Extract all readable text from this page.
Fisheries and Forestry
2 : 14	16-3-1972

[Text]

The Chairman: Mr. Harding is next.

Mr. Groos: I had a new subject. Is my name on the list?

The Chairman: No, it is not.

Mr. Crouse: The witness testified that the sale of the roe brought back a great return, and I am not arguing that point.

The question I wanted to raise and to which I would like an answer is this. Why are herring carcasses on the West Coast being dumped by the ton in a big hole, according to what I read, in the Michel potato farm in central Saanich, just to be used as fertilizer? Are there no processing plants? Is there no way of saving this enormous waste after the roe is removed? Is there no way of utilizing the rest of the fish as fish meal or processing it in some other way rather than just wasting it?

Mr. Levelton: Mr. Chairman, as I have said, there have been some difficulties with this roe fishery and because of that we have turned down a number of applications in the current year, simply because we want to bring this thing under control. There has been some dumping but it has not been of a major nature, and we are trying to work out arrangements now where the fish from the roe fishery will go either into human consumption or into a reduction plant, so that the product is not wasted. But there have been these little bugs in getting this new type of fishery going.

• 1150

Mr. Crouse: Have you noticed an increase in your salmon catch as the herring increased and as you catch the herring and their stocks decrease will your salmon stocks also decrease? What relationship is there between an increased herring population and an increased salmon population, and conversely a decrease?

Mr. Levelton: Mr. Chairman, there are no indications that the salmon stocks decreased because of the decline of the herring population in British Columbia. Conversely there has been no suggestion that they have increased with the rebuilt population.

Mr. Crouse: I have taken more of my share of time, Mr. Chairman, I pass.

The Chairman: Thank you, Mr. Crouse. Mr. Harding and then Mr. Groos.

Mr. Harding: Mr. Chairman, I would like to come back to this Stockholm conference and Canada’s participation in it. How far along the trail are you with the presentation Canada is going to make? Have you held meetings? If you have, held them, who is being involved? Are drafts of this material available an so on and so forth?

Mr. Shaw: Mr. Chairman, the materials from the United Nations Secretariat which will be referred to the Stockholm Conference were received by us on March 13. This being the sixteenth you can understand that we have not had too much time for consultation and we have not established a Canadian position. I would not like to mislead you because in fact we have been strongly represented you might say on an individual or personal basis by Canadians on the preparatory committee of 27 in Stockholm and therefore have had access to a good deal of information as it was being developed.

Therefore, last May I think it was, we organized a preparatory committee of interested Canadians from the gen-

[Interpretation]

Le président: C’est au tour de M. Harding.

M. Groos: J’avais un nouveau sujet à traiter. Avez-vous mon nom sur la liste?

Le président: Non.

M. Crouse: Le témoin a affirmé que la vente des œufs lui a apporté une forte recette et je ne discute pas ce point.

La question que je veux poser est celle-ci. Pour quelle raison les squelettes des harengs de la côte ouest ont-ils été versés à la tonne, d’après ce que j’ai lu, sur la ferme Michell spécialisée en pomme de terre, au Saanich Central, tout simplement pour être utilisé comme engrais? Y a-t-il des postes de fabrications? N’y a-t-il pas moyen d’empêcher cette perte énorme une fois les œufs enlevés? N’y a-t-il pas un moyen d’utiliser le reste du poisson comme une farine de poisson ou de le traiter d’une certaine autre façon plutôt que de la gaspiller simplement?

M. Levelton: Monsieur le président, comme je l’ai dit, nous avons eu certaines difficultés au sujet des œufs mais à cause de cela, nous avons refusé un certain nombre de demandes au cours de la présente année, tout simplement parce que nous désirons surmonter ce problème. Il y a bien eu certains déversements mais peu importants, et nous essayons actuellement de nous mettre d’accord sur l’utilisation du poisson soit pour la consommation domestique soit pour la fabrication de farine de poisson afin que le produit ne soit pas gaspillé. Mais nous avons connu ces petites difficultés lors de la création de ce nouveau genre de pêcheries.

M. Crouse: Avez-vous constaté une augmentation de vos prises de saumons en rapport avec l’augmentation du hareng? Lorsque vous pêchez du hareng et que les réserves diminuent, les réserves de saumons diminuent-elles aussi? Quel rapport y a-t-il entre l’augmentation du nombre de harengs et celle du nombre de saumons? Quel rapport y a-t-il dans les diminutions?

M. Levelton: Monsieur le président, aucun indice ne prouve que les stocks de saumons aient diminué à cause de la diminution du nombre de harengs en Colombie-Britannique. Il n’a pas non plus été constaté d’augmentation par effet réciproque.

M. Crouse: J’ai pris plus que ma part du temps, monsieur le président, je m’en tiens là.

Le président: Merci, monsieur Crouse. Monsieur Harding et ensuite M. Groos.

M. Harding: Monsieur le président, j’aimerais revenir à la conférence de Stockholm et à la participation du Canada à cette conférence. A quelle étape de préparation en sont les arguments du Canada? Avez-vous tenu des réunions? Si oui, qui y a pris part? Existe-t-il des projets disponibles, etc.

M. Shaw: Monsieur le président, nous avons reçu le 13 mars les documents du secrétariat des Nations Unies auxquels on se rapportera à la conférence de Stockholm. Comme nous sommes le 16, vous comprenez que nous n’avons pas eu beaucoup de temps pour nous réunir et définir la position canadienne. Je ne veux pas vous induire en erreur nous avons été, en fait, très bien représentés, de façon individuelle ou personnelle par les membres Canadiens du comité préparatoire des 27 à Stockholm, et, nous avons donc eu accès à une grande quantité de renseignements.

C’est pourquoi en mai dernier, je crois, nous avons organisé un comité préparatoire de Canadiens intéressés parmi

# # # # # # #

> **What to work on**
Establish how many lines of the records contain the string "Canadians" and state that number without elaboration.

> **The solution**
2